§ **STATED PROBLEM**: List all lines of the data that include the string "Badenien".

§ **ENTRIES SHOWN**:
──────────
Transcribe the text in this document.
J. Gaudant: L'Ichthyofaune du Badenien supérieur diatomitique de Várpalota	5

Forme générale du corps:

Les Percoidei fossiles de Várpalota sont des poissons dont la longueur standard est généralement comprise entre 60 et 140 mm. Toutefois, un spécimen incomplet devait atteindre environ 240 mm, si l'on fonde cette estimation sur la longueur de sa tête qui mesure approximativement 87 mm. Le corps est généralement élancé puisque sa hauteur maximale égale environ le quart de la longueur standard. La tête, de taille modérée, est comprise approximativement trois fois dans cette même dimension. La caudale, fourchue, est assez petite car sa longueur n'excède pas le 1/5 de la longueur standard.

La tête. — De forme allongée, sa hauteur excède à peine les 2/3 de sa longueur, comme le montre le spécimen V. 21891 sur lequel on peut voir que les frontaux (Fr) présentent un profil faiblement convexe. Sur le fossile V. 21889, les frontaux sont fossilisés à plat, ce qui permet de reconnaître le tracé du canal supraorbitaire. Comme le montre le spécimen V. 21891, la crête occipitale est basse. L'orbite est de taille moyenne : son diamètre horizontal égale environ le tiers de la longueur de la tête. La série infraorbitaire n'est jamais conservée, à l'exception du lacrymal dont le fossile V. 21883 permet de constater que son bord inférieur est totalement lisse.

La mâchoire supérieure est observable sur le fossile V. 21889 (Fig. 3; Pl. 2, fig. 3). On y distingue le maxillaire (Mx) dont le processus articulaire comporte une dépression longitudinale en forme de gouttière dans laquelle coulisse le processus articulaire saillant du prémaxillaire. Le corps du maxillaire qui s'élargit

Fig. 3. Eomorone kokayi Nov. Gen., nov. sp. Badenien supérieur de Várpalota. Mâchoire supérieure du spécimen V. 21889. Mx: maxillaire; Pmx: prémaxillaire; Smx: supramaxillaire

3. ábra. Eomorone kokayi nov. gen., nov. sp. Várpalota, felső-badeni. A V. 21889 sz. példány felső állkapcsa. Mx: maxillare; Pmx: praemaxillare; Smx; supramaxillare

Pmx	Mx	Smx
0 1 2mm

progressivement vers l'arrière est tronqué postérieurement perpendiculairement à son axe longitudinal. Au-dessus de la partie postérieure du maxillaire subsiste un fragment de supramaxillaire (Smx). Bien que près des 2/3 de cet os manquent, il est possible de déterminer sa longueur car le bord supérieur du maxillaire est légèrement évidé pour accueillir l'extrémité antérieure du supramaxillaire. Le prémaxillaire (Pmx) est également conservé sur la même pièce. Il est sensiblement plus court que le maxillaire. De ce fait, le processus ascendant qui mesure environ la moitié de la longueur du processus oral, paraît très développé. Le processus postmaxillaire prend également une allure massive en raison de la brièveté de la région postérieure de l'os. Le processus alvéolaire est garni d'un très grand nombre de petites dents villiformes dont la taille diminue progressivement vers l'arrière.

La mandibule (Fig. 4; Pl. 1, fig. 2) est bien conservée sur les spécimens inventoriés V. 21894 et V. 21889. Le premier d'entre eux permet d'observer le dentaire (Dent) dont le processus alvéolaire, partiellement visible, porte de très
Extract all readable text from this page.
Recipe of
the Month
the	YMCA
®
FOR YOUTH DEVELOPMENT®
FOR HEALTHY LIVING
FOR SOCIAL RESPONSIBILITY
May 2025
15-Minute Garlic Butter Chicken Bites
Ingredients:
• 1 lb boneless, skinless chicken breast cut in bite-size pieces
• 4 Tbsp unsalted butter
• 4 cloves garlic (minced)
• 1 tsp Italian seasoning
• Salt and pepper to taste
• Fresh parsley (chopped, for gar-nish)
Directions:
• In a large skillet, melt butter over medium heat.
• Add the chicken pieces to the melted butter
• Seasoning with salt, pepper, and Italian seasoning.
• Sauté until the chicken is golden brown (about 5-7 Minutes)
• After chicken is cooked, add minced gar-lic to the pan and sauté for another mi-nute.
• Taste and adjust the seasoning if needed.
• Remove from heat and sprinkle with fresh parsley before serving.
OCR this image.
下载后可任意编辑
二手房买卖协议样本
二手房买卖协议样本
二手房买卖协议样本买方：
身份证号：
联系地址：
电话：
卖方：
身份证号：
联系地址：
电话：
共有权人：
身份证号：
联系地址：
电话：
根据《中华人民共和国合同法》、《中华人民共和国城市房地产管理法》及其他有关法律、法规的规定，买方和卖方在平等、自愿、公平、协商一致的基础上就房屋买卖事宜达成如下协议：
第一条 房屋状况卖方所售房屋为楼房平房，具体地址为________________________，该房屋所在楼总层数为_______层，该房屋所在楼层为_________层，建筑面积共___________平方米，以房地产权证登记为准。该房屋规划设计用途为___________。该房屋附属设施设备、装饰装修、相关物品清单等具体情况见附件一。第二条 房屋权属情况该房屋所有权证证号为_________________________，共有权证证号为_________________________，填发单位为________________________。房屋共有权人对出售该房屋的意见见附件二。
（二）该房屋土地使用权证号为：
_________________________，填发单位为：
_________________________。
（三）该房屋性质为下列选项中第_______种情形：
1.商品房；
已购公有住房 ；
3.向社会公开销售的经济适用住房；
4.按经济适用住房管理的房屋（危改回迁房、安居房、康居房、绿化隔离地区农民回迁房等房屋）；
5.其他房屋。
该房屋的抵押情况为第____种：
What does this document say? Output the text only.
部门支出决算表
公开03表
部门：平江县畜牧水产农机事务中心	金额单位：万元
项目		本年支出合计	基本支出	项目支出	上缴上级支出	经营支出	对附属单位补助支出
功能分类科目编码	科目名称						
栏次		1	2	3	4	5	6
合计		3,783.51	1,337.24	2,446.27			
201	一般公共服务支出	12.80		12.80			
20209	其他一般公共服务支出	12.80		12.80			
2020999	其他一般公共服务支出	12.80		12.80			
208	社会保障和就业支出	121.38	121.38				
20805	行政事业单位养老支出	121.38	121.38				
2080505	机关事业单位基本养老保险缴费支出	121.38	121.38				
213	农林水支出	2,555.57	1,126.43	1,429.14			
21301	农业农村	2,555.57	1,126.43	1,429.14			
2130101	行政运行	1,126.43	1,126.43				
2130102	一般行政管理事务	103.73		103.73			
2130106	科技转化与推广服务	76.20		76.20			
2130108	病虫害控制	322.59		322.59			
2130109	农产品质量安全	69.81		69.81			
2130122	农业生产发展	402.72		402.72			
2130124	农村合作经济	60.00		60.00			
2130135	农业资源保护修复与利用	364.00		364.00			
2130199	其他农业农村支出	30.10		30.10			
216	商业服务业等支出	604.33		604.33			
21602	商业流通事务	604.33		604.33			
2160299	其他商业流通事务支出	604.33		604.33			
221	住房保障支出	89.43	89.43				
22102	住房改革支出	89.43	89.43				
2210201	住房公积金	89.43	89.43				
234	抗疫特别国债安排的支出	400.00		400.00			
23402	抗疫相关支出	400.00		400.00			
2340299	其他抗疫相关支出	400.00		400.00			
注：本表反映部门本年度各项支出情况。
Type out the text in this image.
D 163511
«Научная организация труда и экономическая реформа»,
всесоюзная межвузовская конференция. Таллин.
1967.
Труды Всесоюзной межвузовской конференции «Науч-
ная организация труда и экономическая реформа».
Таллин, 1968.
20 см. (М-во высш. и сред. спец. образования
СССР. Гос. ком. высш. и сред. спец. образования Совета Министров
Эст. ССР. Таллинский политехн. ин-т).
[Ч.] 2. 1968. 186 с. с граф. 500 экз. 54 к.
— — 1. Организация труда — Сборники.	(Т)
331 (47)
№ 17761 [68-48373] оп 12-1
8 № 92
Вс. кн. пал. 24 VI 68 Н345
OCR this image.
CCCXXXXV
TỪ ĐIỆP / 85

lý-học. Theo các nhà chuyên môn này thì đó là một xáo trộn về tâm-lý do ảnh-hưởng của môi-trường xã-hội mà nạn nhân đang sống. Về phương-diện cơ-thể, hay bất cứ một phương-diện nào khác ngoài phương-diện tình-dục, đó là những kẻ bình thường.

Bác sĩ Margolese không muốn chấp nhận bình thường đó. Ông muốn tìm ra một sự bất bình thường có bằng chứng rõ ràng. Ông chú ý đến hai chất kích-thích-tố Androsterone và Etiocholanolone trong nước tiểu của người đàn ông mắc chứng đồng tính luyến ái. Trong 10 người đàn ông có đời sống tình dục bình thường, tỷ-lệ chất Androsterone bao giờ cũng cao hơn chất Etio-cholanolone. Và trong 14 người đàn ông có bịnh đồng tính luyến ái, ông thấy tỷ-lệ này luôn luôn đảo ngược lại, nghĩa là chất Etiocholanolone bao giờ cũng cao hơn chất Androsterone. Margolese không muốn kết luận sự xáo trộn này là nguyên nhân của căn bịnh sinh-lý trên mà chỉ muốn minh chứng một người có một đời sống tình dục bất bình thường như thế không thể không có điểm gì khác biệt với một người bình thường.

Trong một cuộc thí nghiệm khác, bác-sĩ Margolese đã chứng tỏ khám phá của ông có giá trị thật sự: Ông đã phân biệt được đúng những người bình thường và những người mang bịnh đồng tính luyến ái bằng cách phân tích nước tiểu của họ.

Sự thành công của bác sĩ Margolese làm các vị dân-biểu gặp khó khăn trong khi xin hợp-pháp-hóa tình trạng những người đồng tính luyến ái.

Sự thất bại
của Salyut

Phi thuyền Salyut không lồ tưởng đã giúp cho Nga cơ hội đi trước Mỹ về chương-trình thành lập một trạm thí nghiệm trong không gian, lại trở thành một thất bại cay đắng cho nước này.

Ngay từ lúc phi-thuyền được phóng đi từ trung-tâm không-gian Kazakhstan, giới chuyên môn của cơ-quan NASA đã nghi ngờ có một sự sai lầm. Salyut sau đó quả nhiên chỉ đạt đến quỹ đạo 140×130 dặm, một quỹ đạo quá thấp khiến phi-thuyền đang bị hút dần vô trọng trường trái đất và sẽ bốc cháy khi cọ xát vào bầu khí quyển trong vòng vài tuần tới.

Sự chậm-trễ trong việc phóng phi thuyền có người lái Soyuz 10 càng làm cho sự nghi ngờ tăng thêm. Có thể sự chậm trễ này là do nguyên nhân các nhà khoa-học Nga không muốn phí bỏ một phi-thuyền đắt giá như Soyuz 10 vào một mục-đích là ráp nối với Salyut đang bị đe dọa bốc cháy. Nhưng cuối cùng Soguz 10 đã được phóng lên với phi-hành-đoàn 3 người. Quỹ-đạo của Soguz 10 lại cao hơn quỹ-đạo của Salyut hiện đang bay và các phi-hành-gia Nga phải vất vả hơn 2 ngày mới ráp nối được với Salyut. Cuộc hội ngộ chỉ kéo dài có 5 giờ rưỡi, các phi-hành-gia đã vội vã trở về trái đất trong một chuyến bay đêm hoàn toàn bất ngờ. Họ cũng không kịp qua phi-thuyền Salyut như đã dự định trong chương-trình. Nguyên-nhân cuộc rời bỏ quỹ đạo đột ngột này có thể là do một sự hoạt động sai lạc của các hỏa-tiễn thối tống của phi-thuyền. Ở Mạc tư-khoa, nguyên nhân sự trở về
──────────
§ **RESULT OF THE TASK**:
J. Gaudant: L'Ichthyofaune du Badenien supérieur diatomitique de Várpalota	5
Fig. 3. Eomorone kokayi Nov. Gen., nov. sp. Badenien supérieur de Várpalota. Mâchoire supérieure du spécimen V. 21889. Mx: maxillaire; Pmx: prémaxillaire; Smx: supramaxillaire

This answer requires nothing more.